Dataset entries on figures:
*****

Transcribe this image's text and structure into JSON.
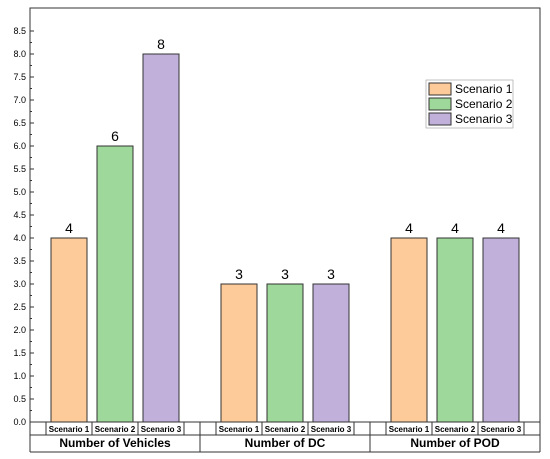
{
  "chart_data": {
    "type": "bar",
    "groups": [
      "Number of Vehicles",
      "Number of DC",
      "Number of POD"
    ],
    "series": [
      {
        "name": "Scenario 1",
        "color": "#fdcb9a",
        "values": [
          4,
          3,
          4
        ]
      },
      {
        "name": "Scenario 2",
        "color": "#9ed89a",
        "values": [
          6,
          3,
          4
        ]
      },
      {
        "name": "Scenario 3",
        "color": "#c1b0da",
        "values": [
          8,
          3,
          4
        ]
      }
    ],
    "category_labels": [
      "Scenario 1",
      "Scenario 2",
      "Scenario 3"
    ],
    "ylim": [
      0,
      9
    ],
    "y_ticks": [
      "0.0",
      "0.5",
      "1.0",
      "1.5",
      "2.0",
      "2.5",
      "3.0",
      "3.5",
      "4.0",
      "4.5",
      "5.0",
      "5.5",
      "6.0",
      "6.5",
      "7.0",
      "7.5",
      "8.0",
      "8.5"
    ],
    "grid": false,
    "legend_position": "top-right"
  }
}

*****

Task brief
Output the records above exactly; leave out the pictures.

Response
Transcribe this image's text and structure into JSON.
{
  "chart_data": {
    "type": "bar",
    "groups": [
      "Number of Vehicles",
      "Number of DC",
      "Number of POD"
    ],
    "series": [
      {
        "name": "Scenario 1",
        "color": "#fdcb9a",
        "values": [
          4,
          3,
          4
        ]
      },
      {
        "name": "Scenario 2",
        "color": "#9ed89a",
        "values": [
          6,
          3,
          4
        ]
      },
      {
        "name": "Scenario 3",
        "color": "#c1b0da",
        "values": [
          8,
          3,
          4
        ]
      }
    ],
    "category_labels": [
      "Scenario 1",
      "Scenario 2",
      "Scenario 3"
    ],
    "ylim": [
      0,
      9
    ],
    "y_ticks": [
      "0.0",
      "0.5",
      "1.0",
      "1.5",
      "2.0",
      "2.5",
      "3.0",
      "3.5",
      "4.0",
      "4.5",
      "5.0",
      "5.5",
      "6.0",
      "6.5",
      "7.0",
      "7.5",
      "8.0",
      "8.5"
    ],
    "grid": false,
    "legend_position": "top-right"
  }
}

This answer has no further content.